=== Exercise data ===
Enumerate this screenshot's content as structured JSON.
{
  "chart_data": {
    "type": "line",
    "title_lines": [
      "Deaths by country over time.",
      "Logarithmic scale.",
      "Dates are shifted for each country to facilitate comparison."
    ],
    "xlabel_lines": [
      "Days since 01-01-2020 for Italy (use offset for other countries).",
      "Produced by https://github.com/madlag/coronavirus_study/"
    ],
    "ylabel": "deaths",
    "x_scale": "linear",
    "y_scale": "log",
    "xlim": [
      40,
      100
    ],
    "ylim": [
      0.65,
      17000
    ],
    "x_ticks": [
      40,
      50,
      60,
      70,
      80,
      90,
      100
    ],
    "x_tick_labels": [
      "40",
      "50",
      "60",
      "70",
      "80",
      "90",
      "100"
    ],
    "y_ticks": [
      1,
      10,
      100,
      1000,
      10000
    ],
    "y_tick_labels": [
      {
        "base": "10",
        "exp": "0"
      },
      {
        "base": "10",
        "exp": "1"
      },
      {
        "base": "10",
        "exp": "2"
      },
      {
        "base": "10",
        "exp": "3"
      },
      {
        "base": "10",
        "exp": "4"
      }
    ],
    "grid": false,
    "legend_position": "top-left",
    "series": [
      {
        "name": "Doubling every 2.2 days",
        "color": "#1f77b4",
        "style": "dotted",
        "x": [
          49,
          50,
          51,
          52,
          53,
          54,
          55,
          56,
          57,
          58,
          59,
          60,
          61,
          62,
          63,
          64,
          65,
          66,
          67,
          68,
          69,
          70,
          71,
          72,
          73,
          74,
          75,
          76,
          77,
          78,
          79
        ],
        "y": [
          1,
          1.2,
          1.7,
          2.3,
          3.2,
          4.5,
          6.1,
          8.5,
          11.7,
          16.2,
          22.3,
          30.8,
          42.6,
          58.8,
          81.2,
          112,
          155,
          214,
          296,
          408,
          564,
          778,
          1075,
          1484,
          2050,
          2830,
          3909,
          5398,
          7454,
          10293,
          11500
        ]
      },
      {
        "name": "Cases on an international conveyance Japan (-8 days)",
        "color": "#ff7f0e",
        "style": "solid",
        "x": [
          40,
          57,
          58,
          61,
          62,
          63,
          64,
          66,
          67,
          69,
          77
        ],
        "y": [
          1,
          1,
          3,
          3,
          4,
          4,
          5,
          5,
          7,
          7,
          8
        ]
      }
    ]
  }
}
===
→ **Your goal**: Would you return the full set of entries, unchanged in every detail?

→ **Output below**:
Enumerate this screenshot's content as structured JSON.
{
  "chart_data": {
    "type": "line",
    "title_lines": [
      "Deaths by country over time.",
      "Logarithmic scale.",
      "Dates are shifted for each country to facilitate comparison."
    ],
    "xlabel_lines": [
      "Days since 01-01-2020 for Italy (use offset for other countries).",
      "Produced by https://github.com/madlag/coronavirus_study/"
    ],
    "ylabel": "deaths",
    "x_scale": "linear",
    "y_scale": "log",
    "xlim": [
      40,
      100
    ],
    "ylim": [
      0.65,
      17000
    ],
    "x_ticks": [
      40,
      50,
      60,
      70,
      80,
      90,
      100
    ],
    "x_tick_labels": [
      "40",
      "50",
      "60",
      "70",
      "80",
      "90",
      "100"
    ],
    "y_ticks": [
      1,
      10,
      100,
      1000,
      10000
    ],
    "y_tick_labels": [
      {
        "base": "10",
        "exp": "0"
      },
      {
        "base": "10",
        "exp": "1"
      },
      {
        "base": "10",
        "exp": "2"
      },
      {
        "base": "10",
        "exp": "3"
      },
      {
        "base": "10",
        "exp": "4"
      }
    ],
    "grid": false,
    "legend_position": "top-left",
    "series": [
      {
        "name": "Doubling every 2.2 days",
        "color": "#1f77b4",
        "style": "dotted",
        "x": [
          49,
          50,
          51,
          52,
          53,
          54,
          55,
          56,
          57,
          58,
          59,
          60,
          61,
          62,
          63,
          64,
          65,
          66,
          67,
          68,
          69,
          70,
          71,
          72,
          73,
          74,
          75,
          76,
          77,
          78,
          79
        ],
        "y": [
          1,
          1.2,
          1.7,
          2.3,
          3.2,
          4.5,
          6.1,
          8.5,
          11.7,
          16.2,
          22.3,
          30.8,
          42.6,
          58.8,
          81.2,
          112,
          155,
          214,
          296,
          408,
          564,
          778,
          1075,
          1484,
          2050,
          2830,
          3909,
          5398,
          7454,
          10293,
          11500
        ]
      },
      {
        "name": "Cases on an international conveyance Japan (-8 days)",
        "color": "#ff7f0e",
        "style": "solid",
        "x": [
          40,
          57,
          58,
          61,
          62,
          63,
          64,
          66,
          67,
          69,
          77
        ],
        "y": [
          1,
          1,
          3,
          3,
          4,
          4,
          5,
          5,
          7,
          7,
          8
        ]
      }
    ]
  }
}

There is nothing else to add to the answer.